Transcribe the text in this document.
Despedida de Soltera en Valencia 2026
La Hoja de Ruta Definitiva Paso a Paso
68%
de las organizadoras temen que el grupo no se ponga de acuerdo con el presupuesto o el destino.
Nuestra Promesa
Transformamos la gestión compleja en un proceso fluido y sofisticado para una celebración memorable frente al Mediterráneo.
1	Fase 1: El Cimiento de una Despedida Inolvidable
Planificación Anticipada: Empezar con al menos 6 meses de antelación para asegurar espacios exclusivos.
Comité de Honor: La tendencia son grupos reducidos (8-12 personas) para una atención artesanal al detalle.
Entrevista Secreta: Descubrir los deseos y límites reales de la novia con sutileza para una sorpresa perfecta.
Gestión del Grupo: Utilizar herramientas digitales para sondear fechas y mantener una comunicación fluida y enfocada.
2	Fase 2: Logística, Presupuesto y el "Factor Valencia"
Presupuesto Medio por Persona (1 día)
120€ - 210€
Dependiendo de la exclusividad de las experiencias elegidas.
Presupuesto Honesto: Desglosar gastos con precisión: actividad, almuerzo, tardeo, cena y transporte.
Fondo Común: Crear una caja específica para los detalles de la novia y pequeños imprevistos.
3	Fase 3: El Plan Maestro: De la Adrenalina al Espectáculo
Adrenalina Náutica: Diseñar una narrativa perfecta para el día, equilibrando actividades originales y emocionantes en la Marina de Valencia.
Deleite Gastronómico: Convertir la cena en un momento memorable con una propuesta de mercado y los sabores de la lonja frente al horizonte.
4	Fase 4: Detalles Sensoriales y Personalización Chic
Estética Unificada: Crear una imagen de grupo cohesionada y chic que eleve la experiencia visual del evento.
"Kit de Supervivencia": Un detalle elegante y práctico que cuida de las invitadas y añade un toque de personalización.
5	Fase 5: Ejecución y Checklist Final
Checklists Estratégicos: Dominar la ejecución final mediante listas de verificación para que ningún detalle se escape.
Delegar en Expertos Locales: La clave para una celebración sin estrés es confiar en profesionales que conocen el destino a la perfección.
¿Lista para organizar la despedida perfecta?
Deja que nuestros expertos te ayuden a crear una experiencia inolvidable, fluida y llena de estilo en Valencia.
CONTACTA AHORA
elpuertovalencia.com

__SHORT TASK__.
Going through the data above, count the lines where the string "frente" appears, and answer with only that number.

__EXERCISE RESULT__.
2